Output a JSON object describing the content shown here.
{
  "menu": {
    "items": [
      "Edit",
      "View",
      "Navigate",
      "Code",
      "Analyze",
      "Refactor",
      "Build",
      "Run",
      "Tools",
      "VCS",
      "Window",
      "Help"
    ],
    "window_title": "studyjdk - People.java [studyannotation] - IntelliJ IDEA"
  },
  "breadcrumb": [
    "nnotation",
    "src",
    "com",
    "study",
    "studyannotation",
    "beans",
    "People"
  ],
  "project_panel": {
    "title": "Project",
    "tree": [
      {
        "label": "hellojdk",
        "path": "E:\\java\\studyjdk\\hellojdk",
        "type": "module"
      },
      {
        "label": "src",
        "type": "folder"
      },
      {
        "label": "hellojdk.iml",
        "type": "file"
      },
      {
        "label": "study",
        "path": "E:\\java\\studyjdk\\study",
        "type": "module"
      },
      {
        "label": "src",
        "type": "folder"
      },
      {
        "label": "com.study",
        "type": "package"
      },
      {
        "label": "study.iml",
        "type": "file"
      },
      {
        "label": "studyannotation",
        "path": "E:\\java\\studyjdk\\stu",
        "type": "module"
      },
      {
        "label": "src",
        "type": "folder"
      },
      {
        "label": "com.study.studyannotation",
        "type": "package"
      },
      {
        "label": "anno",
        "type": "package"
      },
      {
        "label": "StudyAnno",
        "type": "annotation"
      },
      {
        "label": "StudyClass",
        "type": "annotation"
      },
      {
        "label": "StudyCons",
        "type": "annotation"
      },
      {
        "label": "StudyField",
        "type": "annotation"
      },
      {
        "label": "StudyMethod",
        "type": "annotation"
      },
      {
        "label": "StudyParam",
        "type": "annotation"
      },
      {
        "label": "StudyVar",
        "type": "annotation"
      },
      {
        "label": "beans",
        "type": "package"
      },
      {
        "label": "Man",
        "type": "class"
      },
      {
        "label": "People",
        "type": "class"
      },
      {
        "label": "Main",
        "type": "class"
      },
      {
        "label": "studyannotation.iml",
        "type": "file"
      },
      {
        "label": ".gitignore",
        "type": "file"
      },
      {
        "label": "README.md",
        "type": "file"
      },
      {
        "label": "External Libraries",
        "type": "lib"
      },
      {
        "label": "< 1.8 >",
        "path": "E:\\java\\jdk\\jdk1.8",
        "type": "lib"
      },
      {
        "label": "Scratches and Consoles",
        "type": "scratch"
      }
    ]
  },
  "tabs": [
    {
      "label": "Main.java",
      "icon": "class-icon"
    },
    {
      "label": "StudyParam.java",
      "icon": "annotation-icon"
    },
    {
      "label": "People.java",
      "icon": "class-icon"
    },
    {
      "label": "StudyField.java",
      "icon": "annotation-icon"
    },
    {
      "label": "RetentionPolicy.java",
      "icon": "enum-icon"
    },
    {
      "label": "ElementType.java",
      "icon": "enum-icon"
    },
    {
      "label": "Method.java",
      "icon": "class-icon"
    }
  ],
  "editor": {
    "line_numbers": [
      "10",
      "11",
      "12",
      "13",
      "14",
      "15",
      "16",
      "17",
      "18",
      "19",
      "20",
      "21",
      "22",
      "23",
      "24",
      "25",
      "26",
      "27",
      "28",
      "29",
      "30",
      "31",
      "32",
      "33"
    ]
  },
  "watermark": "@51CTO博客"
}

________

## WHAT YOU HAVE TO DO
Return all the data above once more, precisely as given.

## SOLUTION
Output a JSON object describing the content shown here.
{
  "menu": {
    "items": [
      "Edit",
      "View",
      "Navigate",
      "Code",
      "Analyze",
      "Refactor",
      "Build",
      "Run",
      "Tools",
      "VCS",
      "Window",
      "Help"
    ],
    "window_title": "studyjdk - People.java [studyannotation] - IntelliJ IDEA"
  },
  "breadcrumb": [
    "nnotation",
    "src",
    "com",
    "study",
    "studyannotation",
    "beans",
    "People"
  ],
  "project_panel": {
    "title": "Project",
    "tree": [
      {
        "label": "hellojdk",
        "path": "E:\\java\\studyjdk\\hellojdk",
        "type": "module"
      },
      {
        "label": "src",
        "type": "folder"
      },
      {
        "label": "hellojdk.iml",
        "type": "file"
      },
      {
        "label": "study",
        "path": "E:\\java\\studyjdk\\study",
        "type": "module"
      },
      {
        "label": "src",
        "type": "folder"
      },
      {
        "label": "com.study",
        "type": "package"
      },
      {
        "label": "study.iml",
        "type": "file"
      },
      {
        "label": "studyannotation",
        "path": "E:\\java\\studyjdk\\stu",
        "type": "module"
      },
      {
        "label": "src",
        "type": "folder"
      },
      {
        "label": "com.study.studyannotation",
        "type": "package"
      },
      {
        "label": "anno",
        "type": "package"
      },
      {
        "label": "StudyAnno",
        "type": "annotation"
      },
      {
        "label": "StudyClass",
        "type": "annotation"
      },
      {
        "label": "StudyCons",
        "type": "annotation"
      },
      {
        "label": "StudyField",
        "type": "annotation"
      },
      {
        "label": "StudyMethod",
        "type": "annotation"
      },
      {
        "label": "StudyParam",
        "type": "annotation"
      },
      {
        "label": "StudyVar",
        "type": "annotation"
      },
      {
        "label": "beans",
        "type": "package"
      },
      {
        "label": "Man",
        "type": "class"
      },
      {
        "label": "People",
        "type": "class"
      },
      {
        "label": "Main",
        "type": "class"
      },
      {
        "label": "studyannotation.iml",
        "type": "file"
      },
      {
        "label": ".gitignore",
        "type": "file"
      },
      {
        "label": "README.md",
        "type": "file"
      },
      {
        "label": "External Libraries",
        "type": "lib"
      },
      {
        "label": "< 1.8 >",
        "path": "E:\\java\\jdk\\jdk1.8",
        "type": "lib"
      },
      {
        "label": "Scratches and Consoles",
        "type": "scratch"
      }
    ]
  },
  "tabs": [
    {
      "label": "Main.java",
      "icon": "class-icon"
    },
    {
      "label": "StudyParam.java",
      "icon": "annotation-icon"
    },
    {
      "label": "People.java",
      "icon": "class-icon"
    },
    {
      "label": "StudyField.java",
      "icon": "annotation-icon"
    },
    {
      "label": "RetentionPolicy.java",
      "icon": "enum-icon"
    },
    {
      "label": "ElementType.java",
      "icon": "enum-icon"
    },
    {
      "label": "Method.java",
      "icon": "class-icon"
    }
  ],
  "editor": {
    "line_numbers": [
      "10",
      "11",
      "12",
      "13",
      "14",
      "15",
      "16",
      "17",
      "18",
      "19",
      "20",
      "21",
      "22",
      "23",
      "24",
      "25",
      "26",
      "27",
      "28",
      "29",
      "30",
      "31",
      "32",
      "33"
    ]
  },
  "watermark": "@51CTO博客"
}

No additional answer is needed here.